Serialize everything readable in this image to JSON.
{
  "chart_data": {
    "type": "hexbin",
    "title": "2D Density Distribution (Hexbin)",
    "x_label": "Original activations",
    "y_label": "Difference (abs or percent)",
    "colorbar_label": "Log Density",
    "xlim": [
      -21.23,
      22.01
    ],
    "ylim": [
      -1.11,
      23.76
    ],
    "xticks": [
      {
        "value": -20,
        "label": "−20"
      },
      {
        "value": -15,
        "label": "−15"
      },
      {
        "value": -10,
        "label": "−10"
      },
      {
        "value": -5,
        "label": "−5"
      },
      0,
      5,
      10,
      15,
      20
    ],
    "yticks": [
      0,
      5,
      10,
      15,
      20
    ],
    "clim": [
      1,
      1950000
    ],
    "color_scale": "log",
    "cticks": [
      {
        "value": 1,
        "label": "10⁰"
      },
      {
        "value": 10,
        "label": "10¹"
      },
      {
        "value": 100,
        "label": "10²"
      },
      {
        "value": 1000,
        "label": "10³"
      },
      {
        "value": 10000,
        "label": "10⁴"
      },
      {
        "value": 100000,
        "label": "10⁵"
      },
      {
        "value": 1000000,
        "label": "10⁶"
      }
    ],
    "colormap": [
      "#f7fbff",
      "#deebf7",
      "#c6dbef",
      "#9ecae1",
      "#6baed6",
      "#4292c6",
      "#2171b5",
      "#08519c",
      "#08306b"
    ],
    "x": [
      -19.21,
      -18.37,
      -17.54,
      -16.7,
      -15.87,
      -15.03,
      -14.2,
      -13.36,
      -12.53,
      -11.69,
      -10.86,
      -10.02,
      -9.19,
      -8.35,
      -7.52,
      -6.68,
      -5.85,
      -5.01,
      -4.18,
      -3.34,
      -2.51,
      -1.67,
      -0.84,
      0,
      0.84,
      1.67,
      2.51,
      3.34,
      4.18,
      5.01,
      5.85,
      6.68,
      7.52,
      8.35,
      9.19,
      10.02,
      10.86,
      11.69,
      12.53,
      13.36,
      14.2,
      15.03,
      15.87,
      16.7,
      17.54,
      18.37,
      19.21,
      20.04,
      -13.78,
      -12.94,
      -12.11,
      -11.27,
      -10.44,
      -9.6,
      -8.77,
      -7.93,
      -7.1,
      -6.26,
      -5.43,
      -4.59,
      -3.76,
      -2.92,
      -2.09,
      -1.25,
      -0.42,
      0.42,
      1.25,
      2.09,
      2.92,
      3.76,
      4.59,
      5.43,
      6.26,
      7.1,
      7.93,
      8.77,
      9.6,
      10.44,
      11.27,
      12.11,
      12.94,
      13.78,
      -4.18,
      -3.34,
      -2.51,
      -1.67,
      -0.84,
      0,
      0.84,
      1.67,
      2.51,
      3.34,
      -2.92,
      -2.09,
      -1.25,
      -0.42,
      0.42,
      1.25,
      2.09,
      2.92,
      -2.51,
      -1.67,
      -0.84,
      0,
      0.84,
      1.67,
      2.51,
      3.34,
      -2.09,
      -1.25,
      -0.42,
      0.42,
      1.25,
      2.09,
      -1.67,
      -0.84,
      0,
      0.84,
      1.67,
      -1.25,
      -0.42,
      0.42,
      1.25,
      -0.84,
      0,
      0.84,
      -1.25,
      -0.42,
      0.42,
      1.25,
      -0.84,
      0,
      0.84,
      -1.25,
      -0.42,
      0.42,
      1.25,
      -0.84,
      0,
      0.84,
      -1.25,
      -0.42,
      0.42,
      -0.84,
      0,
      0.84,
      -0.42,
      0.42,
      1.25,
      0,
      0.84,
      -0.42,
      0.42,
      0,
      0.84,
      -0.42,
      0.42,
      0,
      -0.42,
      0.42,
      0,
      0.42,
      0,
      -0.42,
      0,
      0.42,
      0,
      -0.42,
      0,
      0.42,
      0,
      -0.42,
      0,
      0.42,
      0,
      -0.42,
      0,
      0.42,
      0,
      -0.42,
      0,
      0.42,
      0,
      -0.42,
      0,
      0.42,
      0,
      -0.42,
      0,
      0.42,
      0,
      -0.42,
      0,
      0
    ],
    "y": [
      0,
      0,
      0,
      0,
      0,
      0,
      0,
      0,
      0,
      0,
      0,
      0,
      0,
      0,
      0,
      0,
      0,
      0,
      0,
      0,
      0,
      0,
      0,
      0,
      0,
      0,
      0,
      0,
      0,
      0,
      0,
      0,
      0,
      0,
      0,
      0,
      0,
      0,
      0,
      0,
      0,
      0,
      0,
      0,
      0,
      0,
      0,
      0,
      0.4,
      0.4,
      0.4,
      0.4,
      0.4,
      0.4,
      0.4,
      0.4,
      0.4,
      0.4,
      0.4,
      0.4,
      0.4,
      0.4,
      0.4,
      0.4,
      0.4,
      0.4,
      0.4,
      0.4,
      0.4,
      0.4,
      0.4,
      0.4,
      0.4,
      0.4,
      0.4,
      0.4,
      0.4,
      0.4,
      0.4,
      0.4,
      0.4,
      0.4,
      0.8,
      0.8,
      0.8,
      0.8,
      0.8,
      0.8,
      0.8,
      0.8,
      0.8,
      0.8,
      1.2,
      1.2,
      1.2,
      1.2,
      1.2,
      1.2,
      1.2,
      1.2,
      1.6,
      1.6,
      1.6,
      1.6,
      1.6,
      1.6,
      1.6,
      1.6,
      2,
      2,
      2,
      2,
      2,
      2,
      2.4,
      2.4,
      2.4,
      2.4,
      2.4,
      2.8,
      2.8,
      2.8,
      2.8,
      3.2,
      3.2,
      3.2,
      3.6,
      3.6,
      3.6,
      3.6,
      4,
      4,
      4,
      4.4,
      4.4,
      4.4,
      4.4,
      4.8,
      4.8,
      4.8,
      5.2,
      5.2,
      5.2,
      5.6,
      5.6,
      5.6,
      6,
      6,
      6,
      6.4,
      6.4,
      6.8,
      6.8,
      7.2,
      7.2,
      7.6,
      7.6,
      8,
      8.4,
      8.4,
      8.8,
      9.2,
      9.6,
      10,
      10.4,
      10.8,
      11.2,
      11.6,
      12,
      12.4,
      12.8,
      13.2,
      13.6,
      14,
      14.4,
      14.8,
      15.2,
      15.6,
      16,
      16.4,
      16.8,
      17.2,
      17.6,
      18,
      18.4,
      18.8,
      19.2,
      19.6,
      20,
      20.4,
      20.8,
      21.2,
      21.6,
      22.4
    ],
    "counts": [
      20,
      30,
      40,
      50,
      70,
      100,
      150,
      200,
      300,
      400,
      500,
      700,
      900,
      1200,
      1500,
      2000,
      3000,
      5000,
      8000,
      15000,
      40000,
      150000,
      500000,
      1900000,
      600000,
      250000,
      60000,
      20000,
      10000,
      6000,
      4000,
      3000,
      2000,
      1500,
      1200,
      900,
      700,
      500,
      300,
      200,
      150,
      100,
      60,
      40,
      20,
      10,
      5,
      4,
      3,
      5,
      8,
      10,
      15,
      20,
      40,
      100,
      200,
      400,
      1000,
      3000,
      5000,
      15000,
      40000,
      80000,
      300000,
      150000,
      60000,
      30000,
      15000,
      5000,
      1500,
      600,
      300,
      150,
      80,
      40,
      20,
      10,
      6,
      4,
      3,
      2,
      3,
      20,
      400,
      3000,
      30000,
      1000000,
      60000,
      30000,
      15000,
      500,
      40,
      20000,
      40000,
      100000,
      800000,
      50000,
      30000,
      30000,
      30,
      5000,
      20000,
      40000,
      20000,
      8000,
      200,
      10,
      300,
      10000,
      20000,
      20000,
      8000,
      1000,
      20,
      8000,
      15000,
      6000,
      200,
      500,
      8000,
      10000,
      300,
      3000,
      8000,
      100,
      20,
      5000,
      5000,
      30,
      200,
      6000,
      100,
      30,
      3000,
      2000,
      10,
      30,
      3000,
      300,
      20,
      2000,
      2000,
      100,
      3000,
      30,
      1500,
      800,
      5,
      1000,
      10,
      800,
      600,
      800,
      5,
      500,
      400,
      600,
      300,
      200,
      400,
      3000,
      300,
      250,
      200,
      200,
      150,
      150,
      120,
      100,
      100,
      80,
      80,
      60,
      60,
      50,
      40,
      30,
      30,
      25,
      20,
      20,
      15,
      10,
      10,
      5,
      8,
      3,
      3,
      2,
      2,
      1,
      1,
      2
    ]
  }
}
**********
→ **Task to complete**: Reproduce each line holding the word "Density".

→ **Correct output**:
    "title": "2D Density Distribution (Hexbin)",
    "colorbar_label": "Log Density",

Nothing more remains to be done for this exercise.